• [EXERCISE]: Extract each line of the records below that contains the word "Ministro".

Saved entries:
════════
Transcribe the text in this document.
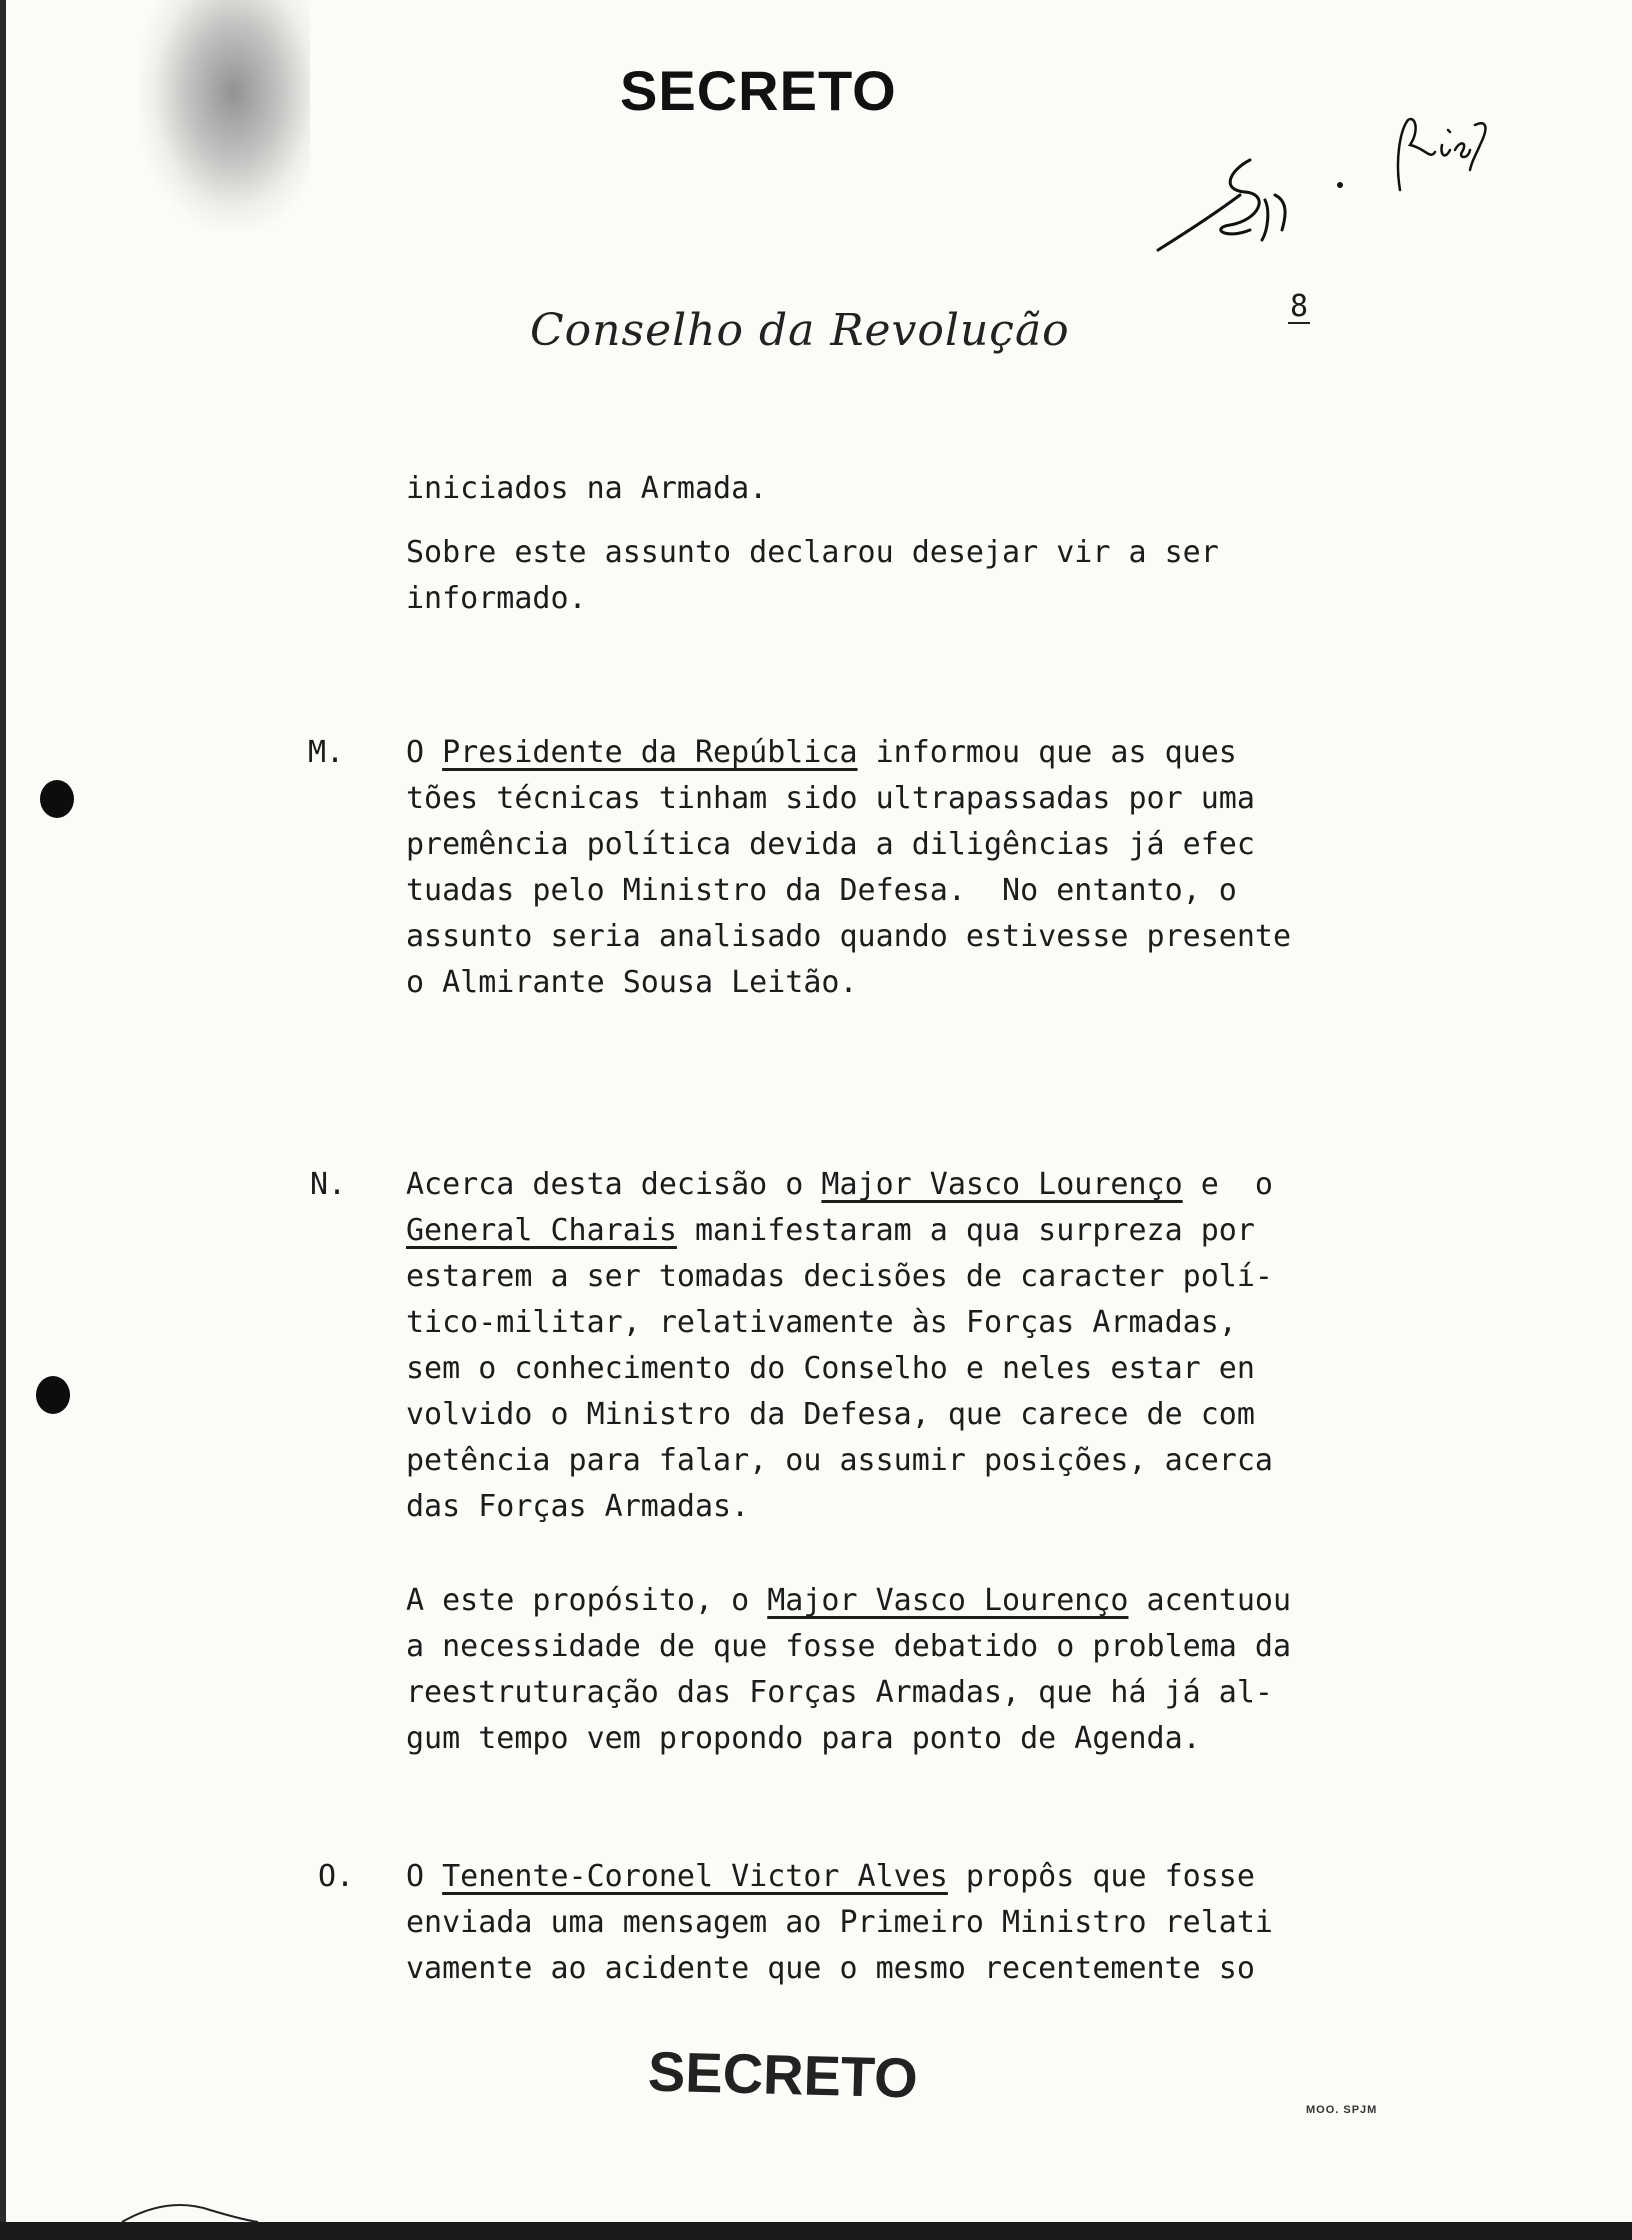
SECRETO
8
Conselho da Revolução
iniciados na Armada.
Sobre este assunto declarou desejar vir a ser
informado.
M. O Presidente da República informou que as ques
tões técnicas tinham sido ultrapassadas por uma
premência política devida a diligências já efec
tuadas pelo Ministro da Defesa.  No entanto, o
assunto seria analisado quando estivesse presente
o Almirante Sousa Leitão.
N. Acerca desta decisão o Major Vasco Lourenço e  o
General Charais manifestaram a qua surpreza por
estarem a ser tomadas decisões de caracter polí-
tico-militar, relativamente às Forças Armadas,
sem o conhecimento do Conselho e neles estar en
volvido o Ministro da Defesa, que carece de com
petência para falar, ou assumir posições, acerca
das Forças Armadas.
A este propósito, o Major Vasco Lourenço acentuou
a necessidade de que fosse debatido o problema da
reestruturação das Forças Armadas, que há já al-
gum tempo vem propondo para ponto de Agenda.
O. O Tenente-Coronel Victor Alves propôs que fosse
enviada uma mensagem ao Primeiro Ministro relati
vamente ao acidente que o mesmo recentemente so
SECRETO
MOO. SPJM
════════
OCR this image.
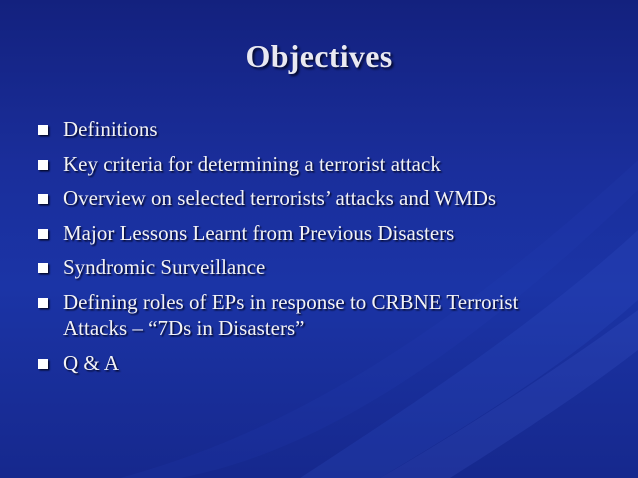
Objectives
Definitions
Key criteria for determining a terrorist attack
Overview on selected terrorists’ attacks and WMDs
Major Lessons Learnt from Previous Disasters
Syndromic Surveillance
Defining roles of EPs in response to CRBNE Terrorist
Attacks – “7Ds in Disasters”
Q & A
════════
• [SOLUTION FOR THIS TASK]:
tuadas pelo Ministro da Defesa.  No entanto, o
volvido o Ministro da Defesa, que carece de com
enviada uma mensagem ao Primeiro Ministro relati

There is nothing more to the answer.